TASK DESCRIPTION:
Extract every line where the string "封闭气体的体积为" appears.

━━━━━ INPUT RECORDS ━━━━━

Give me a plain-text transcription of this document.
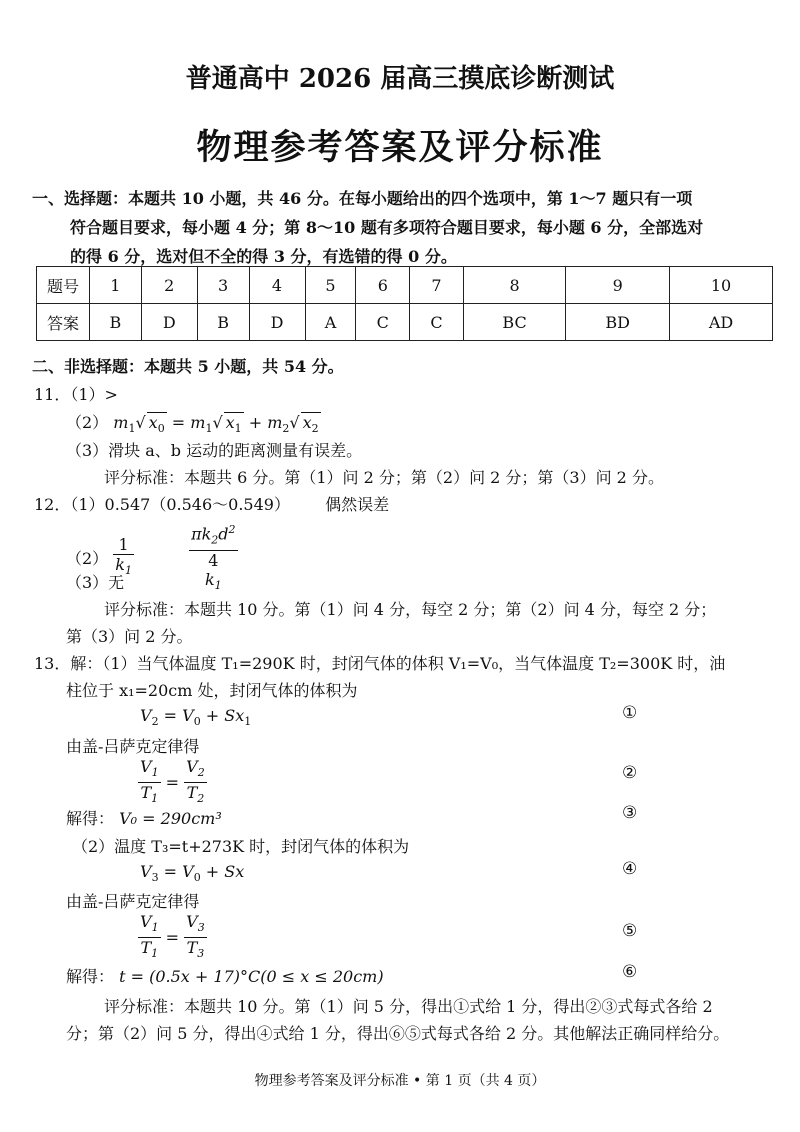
普通高中 2026 届高三摸底诊断测试
物理参考答案及评分标准
一、选择题：本题共 10 小题，共 46 分。在每小题给出的四个选项中，第 1～7 题只有一项
符合题目要求，每小题 4 分；第 8～10 题有多项符合题目要求，每小题 6 分，全部选对
的得 6 分，选对但不全的得 3 分，有选错的得 0 分。
题号	1	2	3	4	5	6	7	8	9	10
答案	B	D	B	D	A	C	C	BC	BD	AD
二、非选择题：本题共 5 小题，共 54 分。
11．（1）>
（2） $m_1√$ $x_0 = m_1√$ $x_1 + m_2√$ $x_2$
（3）滑块 a、b 运动的距离测量有误差。
评分标准：本题共 6 分。第（1）问 2 分；第（2）问 2 分；第（3）问 2 分。
12．（1）0.547（0.546～0.549） 偶然误差
$(2) \frac{1}{k_1}$
	$\pi k_2d^2$
4
$k_1$
（3）无
评分标准：本题共 10 分。第（1）问 4 分，每空 2 分；第（2）问 4 分，每空 2 分；
第（3）问 2 分。
13．解：（1）当气体温度 T₁=290K 时，封闭气体的体积 V₁=V₀，当气体温度 T₂=300K 时，油
柱位于 x₁=20cm 处，封闭气体的体积为
$V_2 = V_0 + Sx_1$	①
由盖-吕萨克定律得
$\frac{V_1}{T_1} = \frac{V_2}{T_2}$	②
解得： V₀ = 290cm³	③
（2）温度 T₃=t+273K 时，封闭气体的体积为
$V_3 = V_0 + Sx$	④
由盖-吕萨克定律得
$\frac{V_1}{T_1} = \frac{V_3}{T_3}$	⑤
解得： t = (0.5x + 17)°C(0 ≤ x ≤ 20cm)	⑥
评分标准：本题共 10 分。第（1）问 5 分，得出①式给 1 分，得出②③式每式各给 2
分；第（2）问 5 分，得出④式给 1 分，得出⑥⑤式每式各给 2 分。其他解法正确同样给分。
物理参考答案及评分标准 • 第 1 页（共 4 页）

━━━━━

FINAL RESULT:
柱位于 x₁=20cm 处，封闭气体的体积为
（2）温度 T₃=t+273K 时，封闭气体的体积为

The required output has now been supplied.